-- Your instructions --
Write out every entry word for word.

-- Given entries --

>>>>

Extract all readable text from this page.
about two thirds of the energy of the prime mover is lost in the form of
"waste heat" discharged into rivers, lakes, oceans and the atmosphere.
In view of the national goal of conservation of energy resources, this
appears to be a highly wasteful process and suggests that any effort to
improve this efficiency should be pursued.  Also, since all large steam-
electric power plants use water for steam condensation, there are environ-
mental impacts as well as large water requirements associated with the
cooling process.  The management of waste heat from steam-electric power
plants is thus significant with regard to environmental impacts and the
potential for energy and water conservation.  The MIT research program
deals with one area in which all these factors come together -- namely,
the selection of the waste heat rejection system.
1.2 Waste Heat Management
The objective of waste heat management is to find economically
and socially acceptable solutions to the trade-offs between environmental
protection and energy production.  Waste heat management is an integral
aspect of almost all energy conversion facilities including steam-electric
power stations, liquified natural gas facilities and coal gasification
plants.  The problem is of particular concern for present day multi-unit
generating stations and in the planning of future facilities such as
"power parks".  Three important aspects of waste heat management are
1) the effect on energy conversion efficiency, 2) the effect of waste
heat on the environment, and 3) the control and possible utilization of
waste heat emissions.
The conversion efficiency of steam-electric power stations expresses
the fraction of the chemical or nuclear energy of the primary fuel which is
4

<<<<

-- Exercise answer --
Extract all readable text from this page.
about two thirds of the energy of the prime mover is lost in the form of
"waste heat" discharged into rivers, lakes, oceans and the atmosphere.
In view of the national goal of conservation of energy resources, this
appears to be a highly wasteful process and suggests that any effort to
improve this efficiency should be pursued.  Also, since all large steam-
electric power plants use water for steam condensation, there are environ-
mental impacts as well as large water requirements associated with the
cooling process.  The management of waste heat from steam-electric power
plants is thus significant with regard to environmental impacts and the
potential for energy and water conservation.  The MIT research program
deals with one area in which all these factors come together -- namely,
the selection of the waste heat rejection system.
1.2 Waste Heat Management
The objective of waste heat management is to find economically
and socially acceptable solutions to the trade-offs between environmental
protection and energy production.  Waste heat management is an integral
aspect of almost all energy conversion facilities including steam-electric
power stations, liquified natural gas facilities and coal gasification
plants.  The problem is of particular concern for present day multi-unit
generating stations and in the planning of future facilities such as
"power parks".  Three important aspects of waste heat management are
1) the effect on energy conversion efficiency, 2) the effect of waste
heat on the environment, and 3) the control and possible utilization of
waste heat emissions.
The conversion efficiency of steam-electric power stations expresses
the fraction of the chemical or nuclear energy of the primary fuel which is
4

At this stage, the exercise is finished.